> [Work to complete]
Leave out the pictures and transcribe the rest of the records exactly.

> [Records supplied]
======
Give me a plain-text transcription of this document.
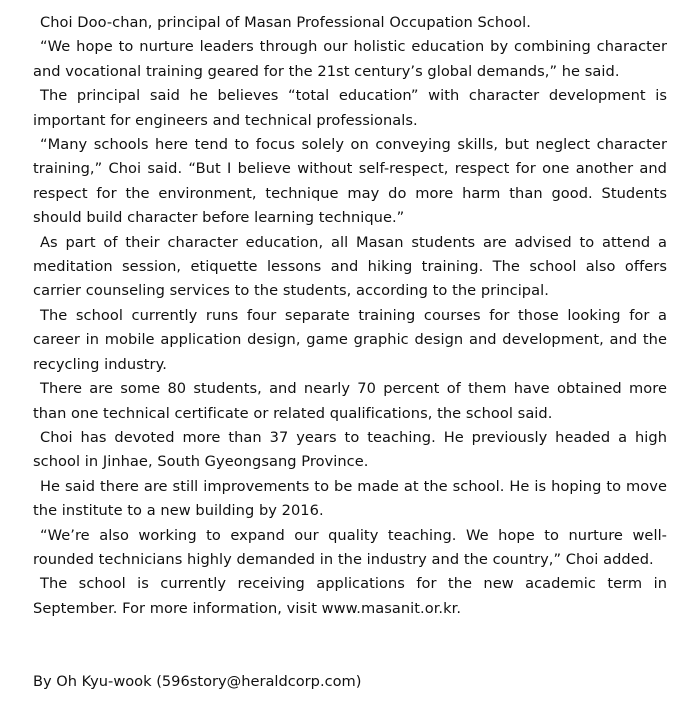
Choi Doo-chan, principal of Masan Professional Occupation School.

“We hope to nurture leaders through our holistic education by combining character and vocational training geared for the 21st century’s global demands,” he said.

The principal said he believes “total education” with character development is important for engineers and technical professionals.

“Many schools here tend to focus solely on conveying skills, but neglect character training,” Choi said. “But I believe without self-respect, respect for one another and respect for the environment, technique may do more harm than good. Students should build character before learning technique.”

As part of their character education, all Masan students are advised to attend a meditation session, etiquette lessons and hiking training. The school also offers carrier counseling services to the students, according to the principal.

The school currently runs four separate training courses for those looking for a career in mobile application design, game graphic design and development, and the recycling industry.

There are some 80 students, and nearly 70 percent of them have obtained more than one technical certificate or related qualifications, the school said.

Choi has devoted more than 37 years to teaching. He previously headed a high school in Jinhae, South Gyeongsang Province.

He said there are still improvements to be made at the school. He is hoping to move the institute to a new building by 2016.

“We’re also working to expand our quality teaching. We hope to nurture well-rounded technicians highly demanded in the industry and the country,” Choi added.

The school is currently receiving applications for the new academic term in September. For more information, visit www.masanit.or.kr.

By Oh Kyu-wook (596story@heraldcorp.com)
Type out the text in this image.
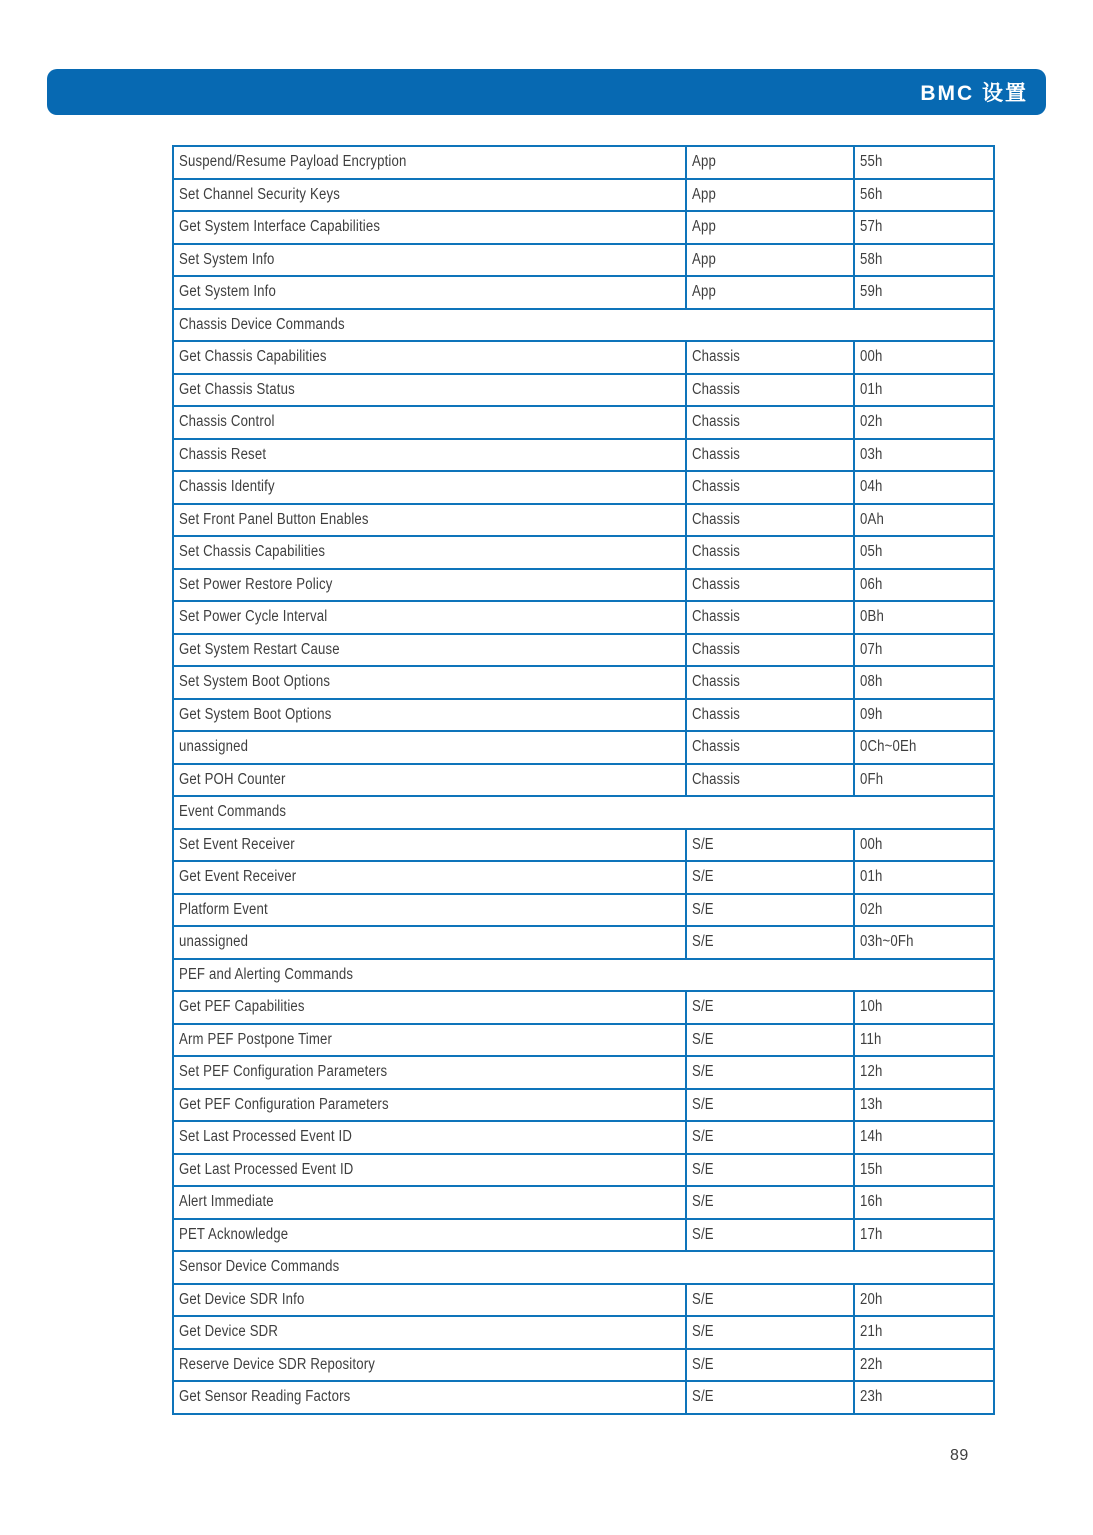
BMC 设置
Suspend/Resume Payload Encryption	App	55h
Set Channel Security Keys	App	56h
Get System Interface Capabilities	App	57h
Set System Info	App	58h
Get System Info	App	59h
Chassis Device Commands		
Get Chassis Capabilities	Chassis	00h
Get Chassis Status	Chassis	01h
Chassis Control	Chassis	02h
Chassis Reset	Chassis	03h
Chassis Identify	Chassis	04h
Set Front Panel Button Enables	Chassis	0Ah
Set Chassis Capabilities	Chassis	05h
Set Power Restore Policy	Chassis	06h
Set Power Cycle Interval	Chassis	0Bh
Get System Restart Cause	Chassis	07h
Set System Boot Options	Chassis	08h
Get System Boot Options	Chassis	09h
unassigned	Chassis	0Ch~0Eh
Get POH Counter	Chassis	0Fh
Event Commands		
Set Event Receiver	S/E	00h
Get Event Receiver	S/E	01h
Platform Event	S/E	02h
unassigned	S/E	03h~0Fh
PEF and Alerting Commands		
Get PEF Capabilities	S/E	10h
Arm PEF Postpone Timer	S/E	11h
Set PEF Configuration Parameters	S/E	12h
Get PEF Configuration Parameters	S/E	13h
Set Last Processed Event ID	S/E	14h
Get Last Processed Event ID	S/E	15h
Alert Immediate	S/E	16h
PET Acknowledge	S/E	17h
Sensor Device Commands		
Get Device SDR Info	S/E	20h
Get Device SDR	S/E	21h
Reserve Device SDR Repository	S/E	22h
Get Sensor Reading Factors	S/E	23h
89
======
> [Answer to the exercise]
Give me a plain-text transcription of this document.
Choi Doo-chan, principal of Masan Professional Occupation School.

“We hope to nurture leaders through our holistic education by combining character and vocational training geared for the 21st century’s global demands,” he said.

The principal said he believes “total education” with character development is important for engineers and technical professionals.

“Many schools here tend to focus solely on conveying skills, but neglect character training,” Choi said. “But I believe without self-respect, respect for one another and respect for the environment, technique may do more harm than good. Students should build character before learning technique.”

As part of their character education, all Masan students are advised to attend a meditation session, etiquette lessons and hiking training. The school also offers carrier counseling services to the students, according to the principal.

The school currently runs four separate training courses for those looking for a career in mobile application design, game graphic design and development, and the recycling industry.

There are some 80 students, and nearly 70 percent of them have obtained more than one technical certificate or related qualifications, the school said.

Choi has devoted more than 37 years to teaching. He previously headed a high school in Jinhae, South Gyeongsang Province.

He said there are still improvements to be made at the school. He is hoping to move the institute to a new building by 2016.

“We’re also working to expand our quality teaching. We hope to nurture well-rounded technicians highly demanded in the industry and the country,” Choi added.

The school is currently receiving applications for the new academic term in September. For more information, visit www.masanit.or.kr.

By Oh Kyu-wook (596story@heraldcorp.com)
Type out the text in this image.
BMC 设置
Suspend/Resume Payload Encryption	App	55h
Set Channel Security Keys	App	56h
Get System Interface Capabilities	App	57h
Set System Info	App	58h
Get System Info	App	59h
Chassis Device Commands		
Get Chassis Capabilities	Chassis	00h
Get Chassis Status	Chassis	01h
Chassis Control	Chassis	02h
Chassis Reset	Chassis	03h
Chassis Identify	Chassis	04h
Set Front Panel Button Enables	Chassis	0Ah
Set Chassis Capabilities	Chassis	05h
Set Power Restore Policy	Chassis	06h
Set Power Cycle Interval	Chassis	0Bh
Get System Restart Cause	Chassis	07h
Set System Boot Options	Chassis	08h
Get System Boot Options	Chassis	09h
unassigned	Chassis	0Ch~0Eh
Get POH Counter	Chassis	0Fh
Event Commands		
Set Event Receiver	S/E	00h
Get Event Receiver	S/E	01h
Platform Event	S/E	02h
unassigned	S/E	03h~0Fh
PEF and Alerting Commands		
Get PEF Capabilities	S/E	10h
Arm PEF Postpone Timer	S/E	11h
Set PEF Configuration Parameters	S/E	12h
Get PEF Configuration Parameters	S/E	13h
Set Last Processed Event ID	S/E	14h
Get Last Processed Event ID	S/E	15h
Alert Immediate	S/E	16h
PET Acknowledge	S/E	17h
Sensor Device Commands		
Get Device SDR Info	S/E	20h
Get Device SDR	S/E	21h
Reserve Device SDR Repository	S/E	22h
Get Sensor Reading Factors	S/E	23h
89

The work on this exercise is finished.